**Dataset extract**

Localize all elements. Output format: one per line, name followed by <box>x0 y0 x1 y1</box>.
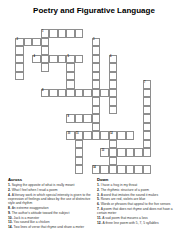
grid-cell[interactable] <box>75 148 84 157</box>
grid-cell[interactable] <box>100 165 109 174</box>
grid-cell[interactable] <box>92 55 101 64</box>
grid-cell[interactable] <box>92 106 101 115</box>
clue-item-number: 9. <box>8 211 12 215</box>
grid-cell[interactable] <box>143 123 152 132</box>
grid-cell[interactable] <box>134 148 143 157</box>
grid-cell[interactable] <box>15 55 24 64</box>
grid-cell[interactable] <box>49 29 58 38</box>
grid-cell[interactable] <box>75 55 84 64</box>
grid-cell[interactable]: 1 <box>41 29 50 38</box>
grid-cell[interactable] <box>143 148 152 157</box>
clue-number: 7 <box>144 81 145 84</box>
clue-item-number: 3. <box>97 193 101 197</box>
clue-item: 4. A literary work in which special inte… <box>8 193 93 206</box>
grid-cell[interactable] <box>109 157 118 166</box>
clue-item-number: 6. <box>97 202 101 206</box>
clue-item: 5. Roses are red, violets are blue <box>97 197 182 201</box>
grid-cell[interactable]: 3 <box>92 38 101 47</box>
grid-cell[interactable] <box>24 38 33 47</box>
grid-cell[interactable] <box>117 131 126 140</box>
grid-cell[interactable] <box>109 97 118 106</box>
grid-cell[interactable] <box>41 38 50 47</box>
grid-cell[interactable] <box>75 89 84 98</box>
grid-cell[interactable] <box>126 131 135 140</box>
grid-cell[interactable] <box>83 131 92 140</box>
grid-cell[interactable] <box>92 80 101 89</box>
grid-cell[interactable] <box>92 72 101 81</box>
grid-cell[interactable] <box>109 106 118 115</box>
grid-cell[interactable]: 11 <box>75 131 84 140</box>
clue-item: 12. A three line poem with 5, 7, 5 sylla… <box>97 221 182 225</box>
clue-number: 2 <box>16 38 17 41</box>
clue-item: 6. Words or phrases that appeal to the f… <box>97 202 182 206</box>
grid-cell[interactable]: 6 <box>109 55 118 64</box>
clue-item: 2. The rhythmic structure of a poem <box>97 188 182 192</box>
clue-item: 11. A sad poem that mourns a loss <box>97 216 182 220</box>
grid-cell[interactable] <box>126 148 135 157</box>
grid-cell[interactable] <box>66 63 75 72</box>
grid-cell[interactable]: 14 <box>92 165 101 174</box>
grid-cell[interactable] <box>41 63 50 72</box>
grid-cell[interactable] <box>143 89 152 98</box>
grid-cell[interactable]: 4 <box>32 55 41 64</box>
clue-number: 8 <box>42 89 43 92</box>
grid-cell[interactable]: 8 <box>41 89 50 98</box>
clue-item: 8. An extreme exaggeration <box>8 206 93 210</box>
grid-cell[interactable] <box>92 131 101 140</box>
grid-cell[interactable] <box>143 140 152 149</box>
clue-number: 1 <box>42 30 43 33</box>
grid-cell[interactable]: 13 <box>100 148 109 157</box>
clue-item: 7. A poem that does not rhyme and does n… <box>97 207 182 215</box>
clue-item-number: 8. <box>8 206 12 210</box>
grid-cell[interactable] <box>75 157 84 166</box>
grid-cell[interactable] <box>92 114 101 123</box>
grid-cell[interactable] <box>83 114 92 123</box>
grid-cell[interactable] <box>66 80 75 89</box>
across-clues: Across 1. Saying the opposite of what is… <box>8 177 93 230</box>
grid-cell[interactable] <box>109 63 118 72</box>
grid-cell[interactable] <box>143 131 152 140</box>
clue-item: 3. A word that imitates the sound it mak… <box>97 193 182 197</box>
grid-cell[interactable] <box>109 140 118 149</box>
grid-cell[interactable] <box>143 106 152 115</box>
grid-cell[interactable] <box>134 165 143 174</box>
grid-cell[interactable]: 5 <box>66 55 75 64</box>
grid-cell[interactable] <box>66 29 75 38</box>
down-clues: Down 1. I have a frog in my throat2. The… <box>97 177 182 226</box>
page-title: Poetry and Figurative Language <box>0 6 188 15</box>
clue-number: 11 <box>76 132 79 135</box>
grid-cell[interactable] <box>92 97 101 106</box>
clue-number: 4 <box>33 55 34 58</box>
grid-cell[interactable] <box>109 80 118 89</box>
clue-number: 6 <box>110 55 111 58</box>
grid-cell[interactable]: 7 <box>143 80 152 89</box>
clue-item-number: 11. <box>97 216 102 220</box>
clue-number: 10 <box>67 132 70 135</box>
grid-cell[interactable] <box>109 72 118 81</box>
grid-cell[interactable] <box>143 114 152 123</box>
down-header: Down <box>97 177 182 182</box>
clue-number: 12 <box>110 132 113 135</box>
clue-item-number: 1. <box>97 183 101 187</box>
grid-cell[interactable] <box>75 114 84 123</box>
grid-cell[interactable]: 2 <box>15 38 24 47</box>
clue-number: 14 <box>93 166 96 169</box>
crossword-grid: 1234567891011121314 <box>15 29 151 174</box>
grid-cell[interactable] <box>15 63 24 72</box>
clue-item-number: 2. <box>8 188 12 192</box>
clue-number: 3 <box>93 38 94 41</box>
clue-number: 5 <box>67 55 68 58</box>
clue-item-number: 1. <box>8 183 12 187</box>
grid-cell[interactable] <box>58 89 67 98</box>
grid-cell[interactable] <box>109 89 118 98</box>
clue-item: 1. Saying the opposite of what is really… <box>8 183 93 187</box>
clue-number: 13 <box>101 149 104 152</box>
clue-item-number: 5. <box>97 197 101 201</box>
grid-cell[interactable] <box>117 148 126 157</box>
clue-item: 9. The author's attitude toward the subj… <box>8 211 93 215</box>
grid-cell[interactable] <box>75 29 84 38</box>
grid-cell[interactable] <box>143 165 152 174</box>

**What the task asks**
Please put the lines of the entries above, starting at the line containing "grid-cell[interactable] <box>75 148" and ending at the line containing "grid-cell[interactable] <box>49 29", into a Markdown table with the columns Row and Line. Number each row and skip any blank lines.

**Output of the exercise**
| Row | Line |
|---|---|
| 1 | grid-cell[interactable] <box>75 148 84 157</box> |
| 2 | grid-cell[interactable] <box>100 165 109 174</box> |
| 3 | grid-cell[interactable] <box>92 55 101 64</box> |
| 4 | grid-cell[interactable] <box>92 106 101 115</box> |
| 5 | clue-item-number: 9. <box>8 211 12 215</box> |
| 6 | grid-cell[interactable] <box>143 123 152 132</box> |
| 7 | grid-cell[interactable] <box>134 148 143 157</box> |
| 8 | grid-cell[interactable] <box>15 55 24 64</box> |
| 9 | grid-cell[interactable] <box>49 29 58 38</box> |